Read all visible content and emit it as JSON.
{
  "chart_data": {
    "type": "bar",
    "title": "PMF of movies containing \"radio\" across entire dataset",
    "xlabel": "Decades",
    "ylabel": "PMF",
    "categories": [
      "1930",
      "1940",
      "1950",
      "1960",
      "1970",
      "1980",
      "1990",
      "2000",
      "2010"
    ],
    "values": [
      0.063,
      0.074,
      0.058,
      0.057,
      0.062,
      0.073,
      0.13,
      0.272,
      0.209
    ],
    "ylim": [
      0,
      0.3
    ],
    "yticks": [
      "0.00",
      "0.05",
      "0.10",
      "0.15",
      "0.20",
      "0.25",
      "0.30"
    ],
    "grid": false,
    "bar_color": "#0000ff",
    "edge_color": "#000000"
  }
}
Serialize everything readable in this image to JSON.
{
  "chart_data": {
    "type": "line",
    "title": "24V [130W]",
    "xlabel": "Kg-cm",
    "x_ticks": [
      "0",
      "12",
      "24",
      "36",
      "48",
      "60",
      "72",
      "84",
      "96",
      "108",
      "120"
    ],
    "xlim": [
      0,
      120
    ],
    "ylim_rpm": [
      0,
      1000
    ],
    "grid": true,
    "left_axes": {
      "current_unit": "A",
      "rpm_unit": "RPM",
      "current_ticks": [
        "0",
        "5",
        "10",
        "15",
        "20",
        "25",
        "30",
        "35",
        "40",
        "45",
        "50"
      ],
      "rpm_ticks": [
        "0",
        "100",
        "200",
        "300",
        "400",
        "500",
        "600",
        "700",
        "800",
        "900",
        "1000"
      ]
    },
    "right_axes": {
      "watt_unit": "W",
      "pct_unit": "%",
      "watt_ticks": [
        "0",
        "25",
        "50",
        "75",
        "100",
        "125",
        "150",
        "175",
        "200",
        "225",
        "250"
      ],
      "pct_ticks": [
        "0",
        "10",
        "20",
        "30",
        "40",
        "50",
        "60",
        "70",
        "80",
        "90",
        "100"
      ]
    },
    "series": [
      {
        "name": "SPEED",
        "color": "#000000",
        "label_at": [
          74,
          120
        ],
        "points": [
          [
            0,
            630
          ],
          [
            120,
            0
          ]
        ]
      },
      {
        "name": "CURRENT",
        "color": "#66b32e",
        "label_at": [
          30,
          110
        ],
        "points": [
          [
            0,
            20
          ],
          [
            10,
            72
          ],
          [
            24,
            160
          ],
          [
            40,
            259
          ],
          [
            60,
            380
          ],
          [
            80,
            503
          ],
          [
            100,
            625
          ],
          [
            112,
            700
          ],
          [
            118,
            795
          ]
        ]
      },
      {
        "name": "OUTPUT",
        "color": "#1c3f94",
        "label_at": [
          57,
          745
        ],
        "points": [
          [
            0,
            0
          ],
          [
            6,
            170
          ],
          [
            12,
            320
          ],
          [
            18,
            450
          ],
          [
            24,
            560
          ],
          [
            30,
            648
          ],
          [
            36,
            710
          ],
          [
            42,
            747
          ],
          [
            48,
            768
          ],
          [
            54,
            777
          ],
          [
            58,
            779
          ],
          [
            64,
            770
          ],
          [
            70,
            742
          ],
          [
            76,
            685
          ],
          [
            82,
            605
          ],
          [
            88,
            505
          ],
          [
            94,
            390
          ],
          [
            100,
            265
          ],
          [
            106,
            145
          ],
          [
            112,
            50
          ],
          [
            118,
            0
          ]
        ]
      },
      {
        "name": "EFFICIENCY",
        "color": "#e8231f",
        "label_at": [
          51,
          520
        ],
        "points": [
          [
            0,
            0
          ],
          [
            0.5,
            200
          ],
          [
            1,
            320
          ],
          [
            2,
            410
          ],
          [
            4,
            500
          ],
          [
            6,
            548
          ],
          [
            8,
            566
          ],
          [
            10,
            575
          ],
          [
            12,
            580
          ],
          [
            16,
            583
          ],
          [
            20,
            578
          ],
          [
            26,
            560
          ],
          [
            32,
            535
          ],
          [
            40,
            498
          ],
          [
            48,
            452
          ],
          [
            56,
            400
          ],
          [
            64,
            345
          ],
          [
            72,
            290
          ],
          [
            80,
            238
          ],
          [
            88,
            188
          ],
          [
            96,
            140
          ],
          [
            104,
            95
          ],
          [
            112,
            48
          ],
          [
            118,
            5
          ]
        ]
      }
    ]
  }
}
-------
» What the task asks
Copy each line of the preceding data that contains the string "JSON".

» Response for this exercise
Read all visible content and emit it as JSON.
Serialize everything readable in this image to JSON.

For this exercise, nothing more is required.